--- START OF SUPPLIED ENTRIES ---
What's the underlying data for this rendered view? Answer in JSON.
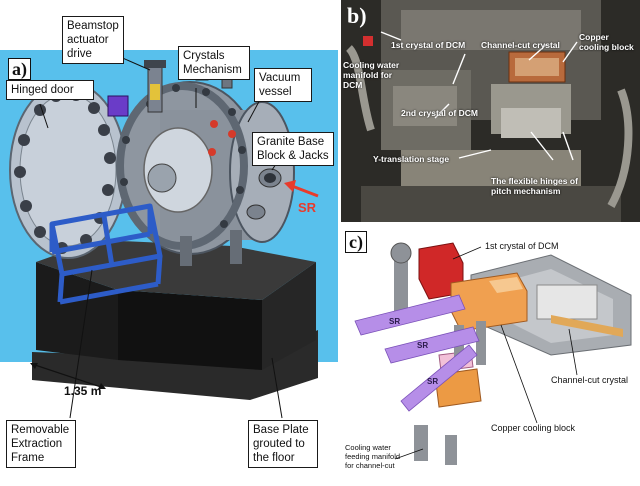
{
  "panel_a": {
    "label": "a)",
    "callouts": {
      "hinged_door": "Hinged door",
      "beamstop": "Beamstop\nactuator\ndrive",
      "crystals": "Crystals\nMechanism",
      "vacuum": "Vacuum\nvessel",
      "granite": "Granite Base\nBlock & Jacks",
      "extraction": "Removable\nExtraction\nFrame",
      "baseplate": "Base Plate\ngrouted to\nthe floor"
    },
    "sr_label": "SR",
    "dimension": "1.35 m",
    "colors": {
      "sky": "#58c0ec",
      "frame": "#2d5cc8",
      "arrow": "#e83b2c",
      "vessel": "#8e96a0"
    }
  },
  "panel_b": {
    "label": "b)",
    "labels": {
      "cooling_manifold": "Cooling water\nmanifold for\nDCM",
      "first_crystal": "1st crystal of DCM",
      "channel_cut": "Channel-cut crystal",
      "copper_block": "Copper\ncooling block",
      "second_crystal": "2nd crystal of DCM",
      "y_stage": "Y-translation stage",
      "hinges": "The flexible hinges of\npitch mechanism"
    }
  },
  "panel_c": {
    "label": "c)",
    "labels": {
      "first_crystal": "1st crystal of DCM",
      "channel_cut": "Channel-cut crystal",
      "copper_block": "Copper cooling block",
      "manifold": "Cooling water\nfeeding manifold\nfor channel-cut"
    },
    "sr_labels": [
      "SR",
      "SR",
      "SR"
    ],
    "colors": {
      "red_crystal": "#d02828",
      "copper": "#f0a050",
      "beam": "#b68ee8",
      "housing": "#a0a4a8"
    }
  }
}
--- END OF SUPPLIED ENTRIES ---
--- START OF SUPPLIED ENTRIES ---
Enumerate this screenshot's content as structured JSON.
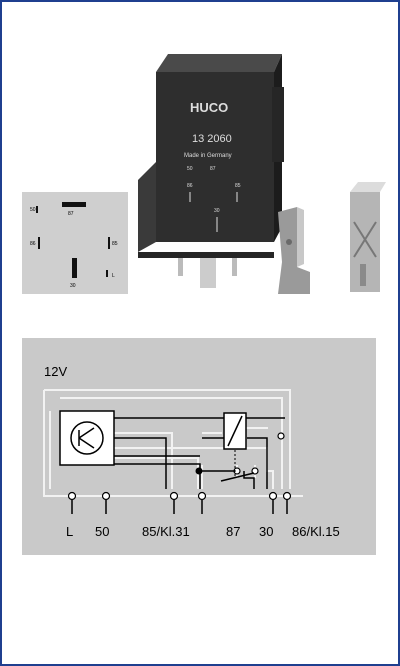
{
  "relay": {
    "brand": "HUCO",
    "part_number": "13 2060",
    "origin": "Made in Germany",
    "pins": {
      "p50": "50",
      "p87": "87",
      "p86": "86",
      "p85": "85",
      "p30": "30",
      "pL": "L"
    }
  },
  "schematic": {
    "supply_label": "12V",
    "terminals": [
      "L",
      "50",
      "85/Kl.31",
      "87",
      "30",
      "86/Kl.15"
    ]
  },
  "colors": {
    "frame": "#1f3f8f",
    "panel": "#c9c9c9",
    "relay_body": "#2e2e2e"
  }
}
--- END OF SUPPLIED ENTRIES ---
PROBLEM STATEMENT: Ascertain the number of lines in the entries that include the word "JSON", and report only that number.

OUTPUT BELOW: 2